Tally every line featuring "shown", then give that tally alone.

[Stored data entries]
┌──

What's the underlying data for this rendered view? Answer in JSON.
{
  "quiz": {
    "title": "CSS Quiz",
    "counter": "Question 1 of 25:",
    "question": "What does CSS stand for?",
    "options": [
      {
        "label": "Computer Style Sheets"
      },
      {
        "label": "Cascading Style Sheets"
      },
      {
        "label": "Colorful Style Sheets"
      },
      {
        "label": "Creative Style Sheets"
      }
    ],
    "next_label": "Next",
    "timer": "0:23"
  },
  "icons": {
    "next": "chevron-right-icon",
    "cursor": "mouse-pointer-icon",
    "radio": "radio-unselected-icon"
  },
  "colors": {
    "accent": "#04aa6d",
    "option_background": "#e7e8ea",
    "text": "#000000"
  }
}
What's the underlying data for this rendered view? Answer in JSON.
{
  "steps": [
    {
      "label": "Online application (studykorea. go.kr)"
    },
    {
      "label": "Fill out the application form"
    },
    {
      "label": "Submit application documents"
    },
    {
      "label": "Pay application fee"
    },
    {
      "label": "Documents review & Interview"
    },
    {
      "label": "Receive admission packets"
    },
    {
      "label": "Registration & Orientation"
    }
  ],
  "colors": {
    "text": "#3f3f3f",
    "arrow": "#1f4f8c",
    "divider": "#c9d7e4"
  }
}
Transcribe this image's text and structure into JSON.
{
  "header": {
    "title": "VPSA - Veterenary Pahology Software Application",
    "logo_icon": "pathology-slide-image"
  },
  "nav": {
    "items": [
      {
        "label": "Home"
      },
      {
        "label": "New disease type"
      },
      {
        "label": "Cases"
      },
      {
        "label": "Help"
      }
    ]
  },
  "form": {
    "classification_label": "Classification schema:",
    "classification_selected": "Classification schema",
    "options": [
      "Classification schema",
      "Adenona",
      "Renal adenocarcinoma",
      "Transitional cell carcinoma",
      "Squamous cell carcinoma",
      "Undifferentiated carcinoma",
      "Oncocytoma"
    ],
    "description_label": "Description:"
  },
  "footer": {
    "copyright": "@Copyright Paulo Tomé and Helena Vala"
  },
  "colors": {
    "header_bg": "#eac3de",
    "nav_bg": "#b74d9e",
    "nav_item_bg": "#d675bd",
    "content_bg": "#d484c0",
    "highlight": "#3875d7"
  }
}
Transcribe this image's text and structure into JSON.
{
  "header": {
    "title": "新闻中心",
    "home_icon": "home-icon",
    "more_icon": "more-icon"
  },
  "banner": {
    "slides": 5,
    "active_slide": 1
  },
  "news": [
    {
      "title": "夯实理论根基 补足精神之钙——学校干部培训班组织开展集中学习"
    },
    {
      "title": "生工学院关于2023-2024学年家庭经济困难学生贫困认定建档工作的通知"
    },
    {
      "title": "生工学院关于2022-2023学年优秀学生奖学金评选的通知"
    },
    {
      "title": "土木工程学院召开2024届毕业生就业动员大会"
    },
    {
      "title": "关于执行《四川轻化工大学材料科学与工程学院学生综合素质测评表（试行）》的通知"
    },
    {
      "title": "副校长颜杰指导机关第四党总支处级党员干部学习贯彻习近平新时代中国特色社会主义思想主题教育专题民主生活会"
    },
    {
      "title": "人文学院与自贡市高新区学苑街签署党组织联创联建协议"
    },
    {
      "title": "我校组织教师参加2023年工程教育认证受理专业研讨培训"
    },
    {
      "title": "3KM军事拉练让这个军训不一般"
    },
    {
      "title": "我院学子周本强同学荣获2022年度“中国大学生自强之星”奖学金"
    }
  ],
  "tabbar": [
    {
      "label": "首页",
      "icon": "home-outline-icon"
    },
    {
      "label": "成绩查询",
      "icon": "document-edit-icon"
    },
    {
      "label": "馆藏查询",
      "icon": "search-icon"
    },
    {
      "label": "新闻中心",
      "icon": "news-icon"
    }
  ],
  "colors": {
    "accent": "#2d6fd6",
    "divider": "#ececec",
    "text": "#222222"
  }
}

└──
┌──

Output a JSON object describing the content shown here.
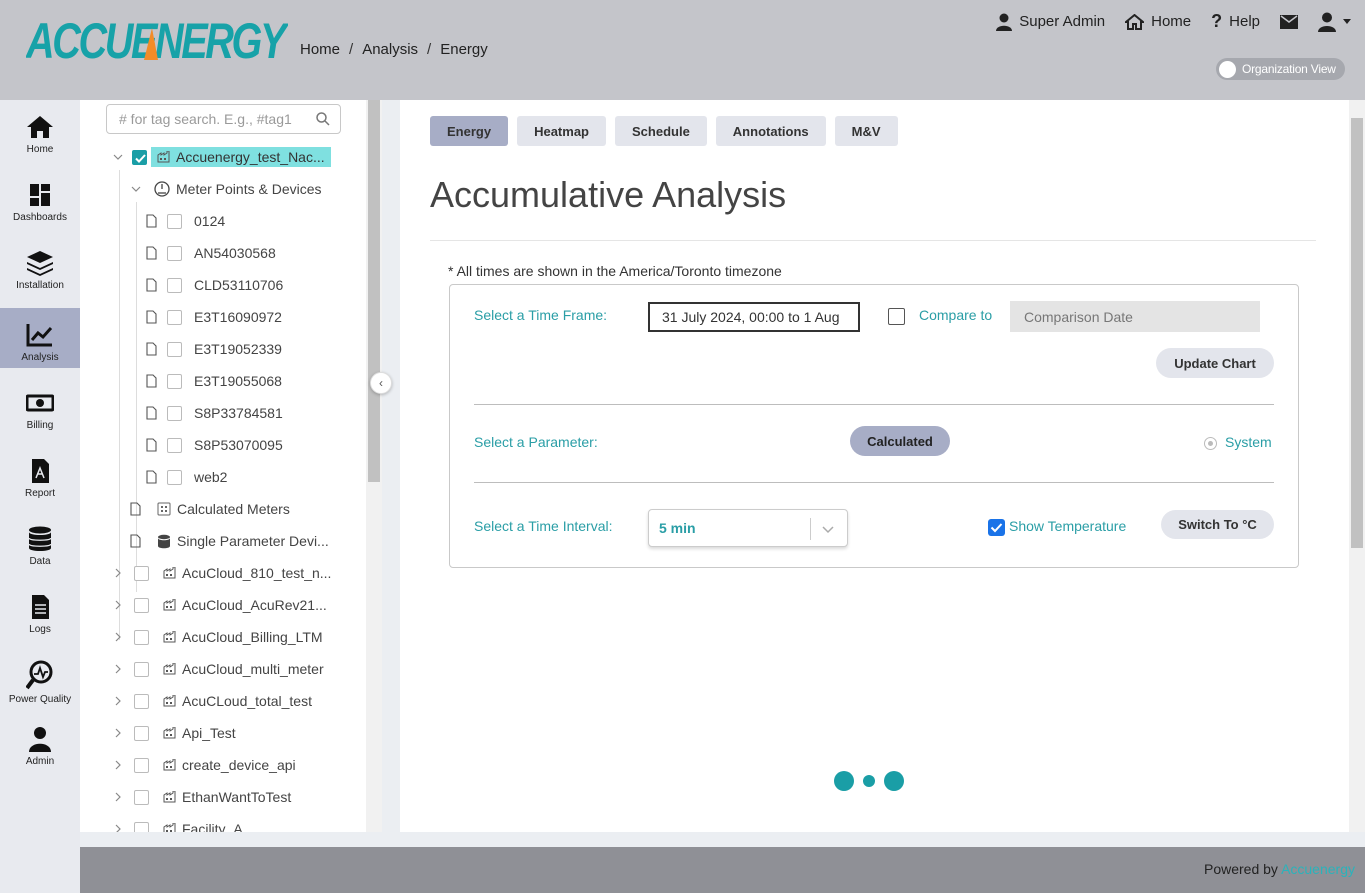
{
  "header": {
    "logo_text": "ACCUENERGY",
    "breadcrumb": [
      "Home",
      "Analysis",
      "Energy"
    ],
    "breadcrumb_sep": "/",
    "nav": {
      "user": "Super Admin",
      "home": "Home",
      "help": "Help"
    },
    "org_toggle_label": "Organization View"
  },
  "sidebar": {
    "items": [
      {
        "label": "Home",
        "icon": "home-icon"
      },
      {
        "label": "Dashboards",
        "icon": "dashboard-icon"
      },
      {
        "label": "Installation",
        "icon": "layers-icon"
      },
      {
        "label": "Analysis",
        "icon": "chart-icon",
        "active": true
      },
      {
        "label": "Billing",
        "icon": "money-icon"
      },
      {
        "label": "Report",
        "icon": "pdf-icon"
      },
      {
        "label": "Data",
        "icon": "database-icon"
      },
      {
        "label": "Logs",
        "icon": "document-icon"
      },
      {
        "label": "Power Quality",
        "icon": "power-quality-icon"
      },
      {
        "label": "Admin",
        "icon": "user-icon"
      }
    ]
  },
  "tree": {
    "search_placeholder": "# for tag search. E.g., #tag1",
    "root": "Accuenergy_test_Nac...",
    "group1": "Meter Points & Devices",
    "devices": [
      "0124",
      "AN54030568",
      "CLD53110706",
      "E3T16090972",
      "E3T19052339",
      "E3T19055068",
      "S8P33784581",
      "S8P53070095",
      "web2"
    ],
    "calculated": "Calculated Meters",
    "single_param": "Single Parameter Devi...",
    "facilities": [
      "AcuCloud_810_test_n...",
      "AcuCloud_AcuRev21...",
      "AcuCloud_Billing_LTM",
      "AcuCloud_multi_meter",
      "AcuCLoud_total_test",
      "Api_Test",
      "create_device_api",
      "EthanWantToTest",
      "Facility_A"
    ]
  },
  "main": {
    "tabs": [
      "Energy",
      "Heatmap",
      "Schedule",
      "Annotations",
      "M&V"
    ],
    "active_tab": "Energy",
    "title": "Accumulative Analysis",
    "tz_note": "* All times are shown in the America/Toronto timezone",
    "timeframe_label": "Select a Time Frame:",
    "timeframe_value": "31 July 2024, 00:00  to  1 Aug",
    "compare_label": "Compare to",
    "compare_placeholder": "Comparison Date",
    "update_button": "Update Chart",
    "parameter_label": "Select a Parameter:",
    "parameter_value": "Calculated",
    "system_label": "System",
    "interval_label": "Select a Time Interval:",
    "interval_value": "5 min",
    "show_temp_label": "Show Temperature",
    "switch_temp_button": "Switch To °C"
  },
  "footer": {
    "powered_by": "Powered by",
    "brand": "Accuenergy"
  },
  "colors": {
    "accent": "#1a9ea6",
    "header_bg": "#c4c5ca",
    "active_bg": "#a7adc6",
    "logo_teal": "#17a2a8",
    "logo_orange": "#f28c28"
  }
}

└──
┌──

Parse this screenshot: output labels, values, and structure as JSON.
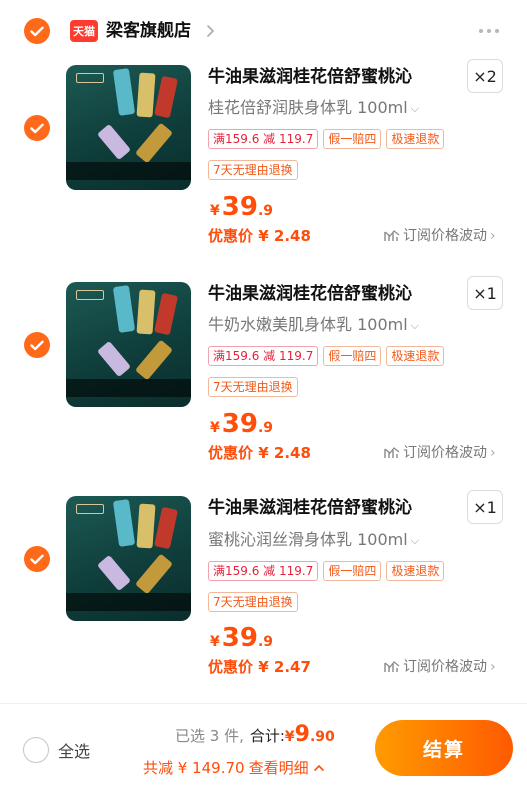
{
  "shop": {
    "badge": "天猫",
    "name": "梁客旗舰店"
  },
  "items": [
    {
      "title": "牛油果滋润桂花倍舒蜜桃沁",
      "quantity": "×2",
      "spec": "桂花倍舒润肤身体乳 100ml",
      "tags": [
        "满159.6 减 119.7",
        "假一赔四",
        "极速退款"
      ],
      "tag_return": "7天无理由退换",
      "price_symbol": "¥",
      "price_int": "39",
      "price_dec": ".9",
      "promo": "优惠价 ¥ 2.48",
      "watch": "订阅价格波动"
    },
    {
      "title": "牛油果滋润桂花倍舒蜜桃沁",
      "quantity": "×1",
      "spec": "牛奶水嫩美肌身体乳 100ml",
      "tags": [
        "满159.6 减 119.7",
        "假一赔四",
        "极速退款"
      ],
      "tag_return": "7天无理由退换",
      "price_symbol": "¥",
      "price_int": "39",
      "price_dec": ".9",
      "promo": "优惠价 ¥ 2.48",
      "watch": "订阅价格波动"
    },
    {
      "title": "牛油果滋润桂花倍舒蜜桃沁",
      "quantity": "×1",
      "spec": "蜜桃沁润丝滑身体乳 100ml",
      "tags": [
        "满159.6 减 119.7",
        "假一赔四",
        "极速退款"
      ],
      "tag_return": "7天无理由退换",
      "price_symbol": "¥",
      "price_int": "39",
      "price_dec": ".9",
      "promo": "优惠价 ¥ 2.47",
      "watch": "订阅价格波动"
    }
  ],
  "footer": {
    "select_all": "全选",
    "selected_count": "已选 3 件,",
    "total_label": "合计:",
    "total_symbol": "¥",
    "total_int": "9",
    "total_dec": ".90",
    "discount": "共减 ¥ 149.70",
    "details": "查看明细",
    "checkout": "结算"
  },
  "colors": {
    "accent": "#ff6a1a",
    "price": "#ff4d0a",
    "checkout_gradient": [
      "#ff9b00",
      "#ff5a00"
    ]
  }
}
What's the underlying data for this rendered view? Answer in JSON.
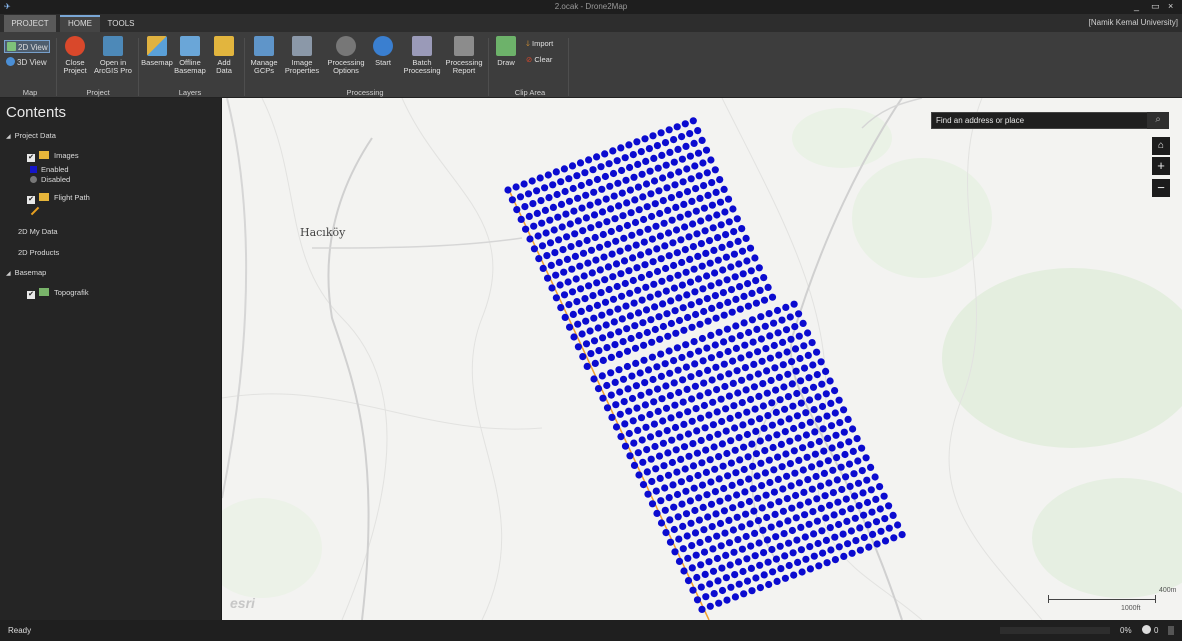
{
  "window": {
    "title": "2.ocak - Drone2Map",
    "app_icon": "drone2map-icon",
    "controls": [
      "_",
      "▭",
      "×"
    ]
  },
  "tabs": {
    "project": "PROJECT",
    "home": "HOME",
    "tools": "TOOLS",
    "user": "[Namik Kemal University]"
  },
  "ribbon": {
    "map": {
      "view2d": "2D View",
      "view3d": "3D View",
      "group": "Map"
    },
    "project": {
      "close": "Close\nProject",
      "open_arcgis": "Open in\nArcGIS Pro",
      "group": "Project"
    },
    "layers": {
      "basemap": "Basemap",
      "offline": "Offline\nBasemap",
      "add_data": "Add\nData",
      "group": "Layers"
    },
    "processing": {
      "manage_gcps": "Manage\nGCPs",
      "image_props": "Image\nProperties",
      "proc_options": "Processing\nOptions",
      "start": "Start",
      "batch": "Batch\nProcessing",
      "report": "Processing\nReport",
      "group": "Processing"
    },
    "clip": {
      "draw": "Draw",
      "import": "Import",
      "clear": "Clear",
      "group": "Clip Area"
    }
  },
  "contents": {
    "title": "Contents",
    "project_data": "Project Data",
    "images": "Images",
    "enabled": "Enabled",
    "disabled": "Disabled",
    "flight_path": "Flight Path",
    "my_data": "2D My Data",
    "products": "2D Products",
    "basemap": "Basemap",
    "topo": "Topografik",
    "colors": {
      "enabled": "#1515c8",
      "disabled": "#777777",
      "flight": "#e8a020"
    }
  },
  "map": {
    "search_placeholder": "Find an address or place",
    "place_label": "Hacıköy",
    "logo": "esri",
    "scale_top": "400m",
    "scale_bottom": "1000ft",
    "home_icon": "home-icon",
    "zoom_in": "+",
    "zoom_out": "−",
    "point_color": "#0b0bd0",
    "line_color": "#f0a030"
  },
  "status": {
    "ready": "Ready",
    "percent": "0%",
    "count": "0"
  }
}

└──

> FULL OUTPUT: 2